**DIRECTION:**
Output every line of the data exactly as it appears.

**RAW DATA:**
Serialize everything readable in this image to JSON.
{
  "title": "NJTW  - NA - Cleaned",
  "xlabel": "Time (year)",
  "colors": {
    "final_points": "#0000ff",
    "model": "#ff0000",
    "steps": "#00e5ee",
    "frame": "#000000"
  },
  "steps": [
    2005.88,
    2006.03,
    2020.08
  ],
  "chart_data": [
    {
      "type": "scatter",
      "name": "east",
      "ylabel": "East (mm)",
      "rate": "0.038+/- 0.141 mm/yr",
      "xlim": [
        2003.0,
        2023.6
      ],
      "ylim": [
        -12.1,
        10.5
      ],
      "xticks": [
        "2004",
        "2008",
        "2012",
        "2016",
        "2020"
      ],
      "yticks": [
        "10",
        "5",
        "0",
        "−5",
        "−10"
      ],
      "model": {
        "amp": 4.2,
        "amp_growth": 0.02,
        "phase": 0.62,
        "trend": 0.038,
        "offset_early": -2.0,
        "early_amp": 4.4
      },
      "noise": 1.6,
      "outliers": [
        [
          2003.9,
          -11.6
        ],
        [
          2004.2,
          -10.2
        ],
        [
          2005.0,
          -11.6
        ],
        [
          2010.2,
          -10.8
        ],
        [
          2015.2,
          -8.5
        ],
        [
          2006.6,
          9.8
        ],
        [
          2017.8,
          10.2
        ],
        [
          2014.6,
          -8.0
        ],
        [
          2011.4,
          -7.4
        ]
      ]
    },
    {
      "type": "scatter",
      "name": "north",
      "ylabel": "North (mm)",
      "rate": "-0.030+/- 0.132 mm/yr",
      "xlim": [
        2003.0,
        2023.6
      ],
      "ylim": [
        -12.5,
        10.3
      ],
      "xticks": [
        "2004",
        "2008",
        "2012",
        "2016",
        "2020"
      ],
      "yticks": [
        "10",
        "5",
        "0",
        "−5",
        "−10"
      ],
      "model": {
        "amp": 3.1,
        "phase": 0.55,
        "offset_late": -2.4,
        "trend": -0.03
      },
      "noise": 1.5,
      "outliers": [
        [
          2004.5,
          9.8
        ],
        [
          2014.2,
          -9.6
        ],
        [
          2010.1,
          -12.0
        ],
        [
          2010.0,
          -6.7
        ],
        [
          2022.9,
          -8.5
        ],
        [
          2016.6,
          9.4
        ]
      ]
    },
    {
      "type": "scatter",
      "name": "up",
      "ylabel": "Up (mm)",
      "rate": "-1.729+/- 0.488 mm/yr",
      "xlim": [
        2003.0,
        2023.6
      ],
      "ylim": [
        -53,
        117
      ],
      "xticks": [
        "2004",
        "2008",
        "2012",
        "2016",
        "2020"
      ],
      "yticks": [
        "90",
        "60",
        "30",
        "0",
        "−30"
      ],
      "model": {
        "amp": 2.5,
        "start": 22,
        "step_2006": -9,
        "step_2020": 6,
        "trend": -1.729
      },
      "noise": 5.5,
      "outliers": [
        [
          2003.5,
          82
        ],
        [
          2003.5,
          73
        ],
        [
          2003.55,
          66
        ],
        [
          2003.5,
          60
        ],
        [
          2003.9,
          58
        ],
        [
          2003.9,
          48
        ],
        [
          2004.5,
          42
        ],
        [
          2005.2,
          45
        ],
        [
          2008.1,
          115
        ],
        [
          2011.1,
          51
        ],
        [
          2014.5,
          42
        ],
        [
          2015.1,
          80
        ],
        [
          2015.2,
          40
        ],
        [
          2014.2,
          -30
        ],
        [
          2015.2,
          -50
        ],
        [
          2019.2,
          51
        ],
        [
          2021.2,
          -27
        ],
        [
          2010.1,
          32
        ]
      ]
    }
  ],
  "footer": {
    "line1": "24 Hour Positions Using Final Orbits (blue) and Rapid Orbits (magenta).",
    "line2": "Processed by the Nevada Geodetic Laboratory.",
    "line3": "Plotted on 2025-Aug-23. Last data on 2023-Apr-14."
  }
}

**IN RESPONSE:**
Serialize everything readable in this image to JSON.
{
  "title": "NJTW  - NA - Cleaned",
  "xlabel": "Time (year)",
  "colors": {
    "final_points": "#0000ff",
    "model": "#ff0000",
    "steps": "#00e5ee",
    "frame": "#000000"
  },
  "steps": [
    2005.88,
    2006.03,
    2020.08
  ],
  "chart_data": [
    {
      "type": "scatter",
      "name": "east",
      "ylabel": "East (mm)",
      "rate": "0.038+/- 0.141 mm/yr",
      "xlim": [
        2003.0,
        2023.6
      ],
      "ylim": [
        -12.1,
        10.5
      ],
      "xticks": [
        "2004",
        "2008",
        "2012",
        "2016",
        "2020"
      ],
      "yticks": [
        "10",
        "5",
        "0",
        "−5",
        "−10"
      ],
      "model": {
        "amp": 4.2,
        "amp_growth": 0.02,
        "phase": 0.62,
        "trend": 0.038,
        "offset_early": -2.0,
        "early_amp": 4.4
      },
      "noise": 1.6,
      "outliers": [
        [
          2003.9,
          -11.6
        ],
        [
          2004.2,
          -10.2
        ],
        [
          2005.0,
          -11.6
        ],
        [
          2010.2,
          -10.8
        ],
        [
          2015.2,
          -8.5
        ],
        [
          2006.6,
          9.8
        ],
        [
          2017.8,
          10.2
        ],
        [
          2014.6,
          -8.0
        ],
        [
          2011.4,
          -7.4
        ]
      ]
    },
    {
      "type": "scatter",
      "name": "north",
      "ylabel": "North (mm)",
      "rate": "-0.030+/- 0.132 mm/yr",
      "xlim": [
        2003.0,
        2023.6
      ],
      "ylim": [
        -12.5,
        10.3
      ],
      "xticks": [
        "2004",
        "2008",
        "2012",
        "2016",
        "2020"
      ],
      "yticks": [
        "10",
        "5",
        "0",
        "−5",
        "−10"
      ],
      "model": {
        "amp": 3.1,
        "phase": 0.55,
        "offset_late": -2.4,
        "trend": -0.03
      },
      "noise": 1.5,
      "outliers": [
        [
          2004.5,
          9.8
        ],
        [
          2014.2,
          -9.6
        ],
        [
          2010.1,
          -12.0
        ],
        [
          2010.0,
          -6.7
        ],
        [
          2022.9,
          -8.5
        ],
        [
          2016.6,
          9.4
        ]
      ]
    },
    {
      "type": "scatter",
      "name": "up",
      "ylabel": "Up (mm)",
      "rate": "-1.729+/- 0.488 mm/yr",
      "xlim": [
        2003.0,
        2023.6
      ],
      "ylim": [
        -53,
        117
      ],
      "xticks": [
        "2004",
        "2008",
        "2012",
        "2016",
        "2020"
      ],
      "yticks": [
        "90",
        "60",
        "30",
        "0",
        "−30"
      ],
      "model": {
        "amp": 2.5,
        "start": 22,
        "step_2006": -9,
        "step_2020": 6,
        "trend": -1.729
      },
      "noise": 5.5,
      "outliers": [
        [
          2003.5,
          82
        ],
        [
          2003.5,
          73
        ],
        [
          2003.55,
          66
        ],
        [
          2003.5,
          60
        ],
        [
          2003.9,
          58
        ],
        [
          2003.9,
          48
        ],
        [
          2004.5,
          42
        ],
        [
          2005.2,
          45
        ],
        [
          2008.1,
          115
        ],
        [
          2011.1,
          51
        ],
        [
          2014.5,
          42
        ],
        [
          2015.1,
          80
        ],
        [
          2015.2,
          40
        ],
        [
          2014.2,
          -30
        ],
        [
          2015.2,
          -50
        ],
        [
          2019.2,
          51
        ],
        [
          2021.2,
          -27
        ],
        [
          2010.1,
          32
        ]
      ]
    }
  ],
  "footer": {
    "line1": "24 Hour Positions Using Final Orbits (blue) and Rapid Orbits (magenta).",
    "line2": "Processed by the Nevada Geodetic Laboratory.",
    "line3": "Plotted on 2025-Aug-23. Last data on 2023-Apr-14."
  }
}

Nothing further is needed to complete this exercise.